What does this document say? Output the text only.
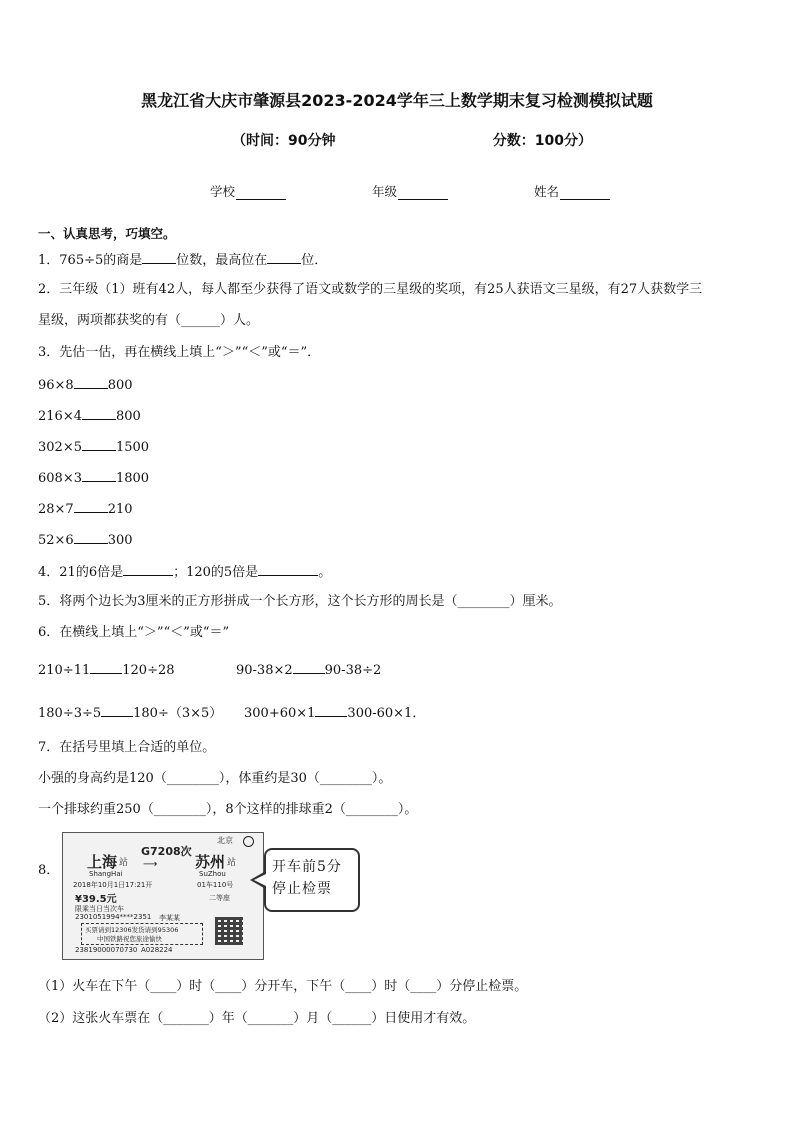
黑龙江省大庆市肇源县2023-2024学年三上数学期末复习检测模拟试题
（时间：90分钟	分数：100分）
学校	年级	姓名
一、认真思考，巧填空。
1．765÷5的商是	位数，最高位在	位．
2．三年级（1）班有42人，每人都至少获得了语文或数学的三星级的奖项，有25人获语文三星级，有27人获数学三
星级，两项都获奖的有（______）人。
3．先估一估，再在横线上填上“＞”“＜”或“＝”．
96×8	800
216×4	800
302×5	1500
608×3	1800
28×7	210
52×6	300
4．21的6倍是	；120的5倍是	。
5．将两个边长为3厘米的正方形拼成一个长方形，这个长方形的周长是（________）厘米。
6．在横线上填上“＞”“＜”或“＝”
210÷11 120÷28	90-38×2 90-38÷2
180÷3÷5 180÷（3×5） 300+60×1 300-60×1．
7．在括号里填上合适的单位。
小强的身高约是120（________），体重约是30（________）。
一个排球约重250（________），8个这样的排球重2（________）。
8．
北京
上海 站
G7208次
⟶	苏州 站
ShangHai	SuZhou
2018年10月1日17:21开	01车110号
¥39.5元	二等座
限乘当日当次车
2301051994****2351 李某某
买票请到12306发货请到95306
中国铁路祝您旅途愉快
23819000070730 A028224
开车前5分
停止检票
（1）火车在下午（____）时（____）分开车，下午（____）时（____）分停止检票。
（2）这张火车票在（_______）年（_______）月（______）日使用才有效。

***

SET EXERCISE →
Using the records above, retype everything exactly except the pictures.

OUTPUT BELOW →
What does this document say? Output the text only.
黑龙江省大庆市肇源县2023-2024学年三上数学期末复习检测模拟试题
（时间：90分钟	分数：100分）
学校	年级	姓名
一、认真思考，巧填空。
1．765÷5的商是	位数，最高位在	位．
2．三年级（1）班有42人，每人都至少获得了语文或数学的三星级的奖项，有25人获语文三星级，有27人获数学三
星级，两项都获奖的有（______）人。
3．先估一估，再在横线上填上“＞”“＜”或“＝”．
96×8	800
216×4	800
302×5	1500
608×3	1800
28×7	210
52×6	300
4．21的6倍是	；120的5倍是	。
5．将两个边长为3厘米的正方形拼成一个长方形，这个长方形的周长是（________）厘米。
6．在横线上填上“＞”“＜”或“＝”
210÷11 120÷28	90-38×2 90-38÷2
180÷3÷5 180÷（3×5） 300+60×1 300-60×1．
7．在括号里填上合适的单位。
小强的身高约是120（________），体重约是30（________）。
一个排球约重250（________），8个这样的排球重2（________）。
8．
北京
上海 站
G7208次
⟶	苏州 站
ShangHai	SuZhou
2018年10月1日17:21开	01车110号
¥39.5元	二等座
限乘当日当次车
2301051994****2351 李某某
买票请到12306发货请到95306
中国铁路祝您旅途愉快
23819000070730 A028224
开车前5分
停止检票
（1）火车在下午（____）时（____）分开车，下午（____）时（____）分停止检票。
（2）这张火车票在（_______）年（_______）月（______）日使用才有效。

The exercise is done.